# [Supplied material]
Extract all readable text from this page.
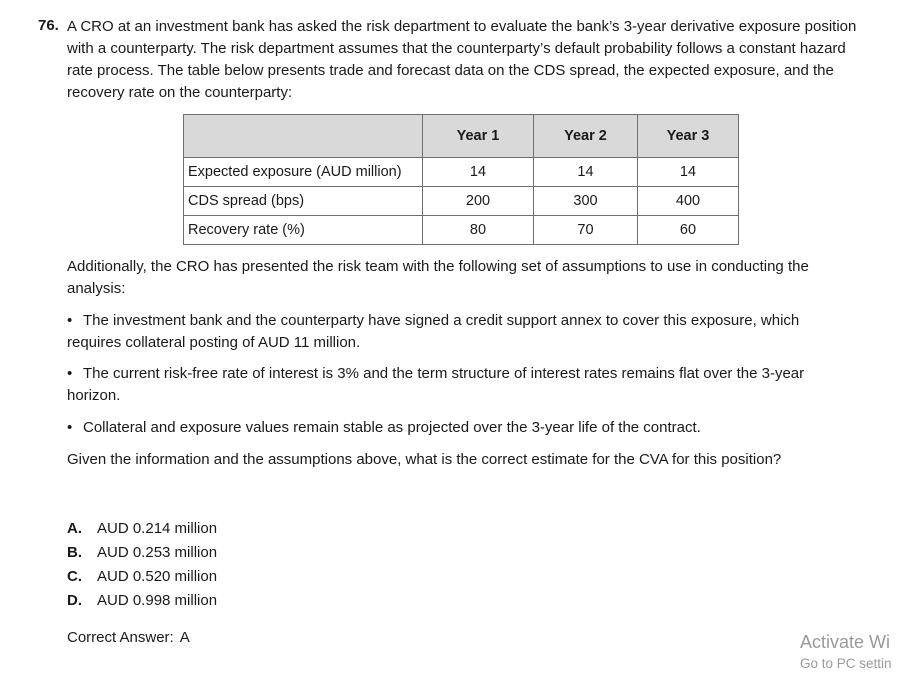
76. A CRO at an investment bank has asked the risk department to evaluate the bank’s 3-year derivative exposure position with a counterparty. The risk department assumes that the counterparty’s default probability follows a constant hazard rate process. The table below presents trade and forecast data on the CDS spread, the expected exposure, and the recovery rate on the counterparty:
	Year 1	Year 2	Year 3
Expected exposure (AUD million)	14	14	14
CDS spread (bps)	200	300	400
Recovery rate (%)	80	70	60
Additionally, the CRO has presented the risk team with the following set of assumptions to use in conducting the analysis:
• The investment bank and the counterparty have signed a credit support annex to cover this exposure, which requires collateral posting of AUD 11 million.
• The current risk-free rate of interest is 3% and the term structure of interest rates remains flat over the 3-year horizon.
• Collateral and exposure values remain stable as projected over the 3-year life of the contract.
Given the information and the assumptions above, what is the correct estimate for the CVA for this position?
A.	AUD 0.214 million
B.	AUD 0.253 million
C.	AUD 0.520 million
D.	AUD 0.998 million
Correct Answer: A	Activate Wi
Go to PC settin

# [What this task involves]
Replicate the material above verbatim; images stay out of the copy.

# [Problem solution]
Extract all readable text from this page.
76. A CRO at an investment bank has asked the risk department to evaluate the bank’s 3-year derivative exposure position with a counterparty. The risk department assumes that the counterparty’s default probability follows a constant hazard rate process. The table below presents trade and forecast data on the CDS spread, the expected exposure, and the recovery rate on the counterparty:
	Year 1	Year 2	Year 3
Expected exposure (AUD million)	14	14	14
CDS spread (bps)	200	300	400
Recovery rate (%)	80	70	60
Additionally, the CRO has presented the risk team with the following set of assumptions to use in conducting the analysis:
• The investment bank and the counterparty have signed a credit support annex to cover this exposure, which requires collateral posting of AUD 11 million.
• The current risk-free rate of interest is 3% and the term structure of interest rates remains flat over the 3-year horizon.
• Collateral and exposure values remain stable as projected over the 3-year life of the contract.
Given the information and the assumptions above, what is the correct estimate for the CVA for this position?
A.	AUD 0.214 million
B.	AUD 0.253 million
C.	AUD 0.520 million
D.	AUD 0.998 million
Correct Answer: A	Activate Wi
Go to PC settin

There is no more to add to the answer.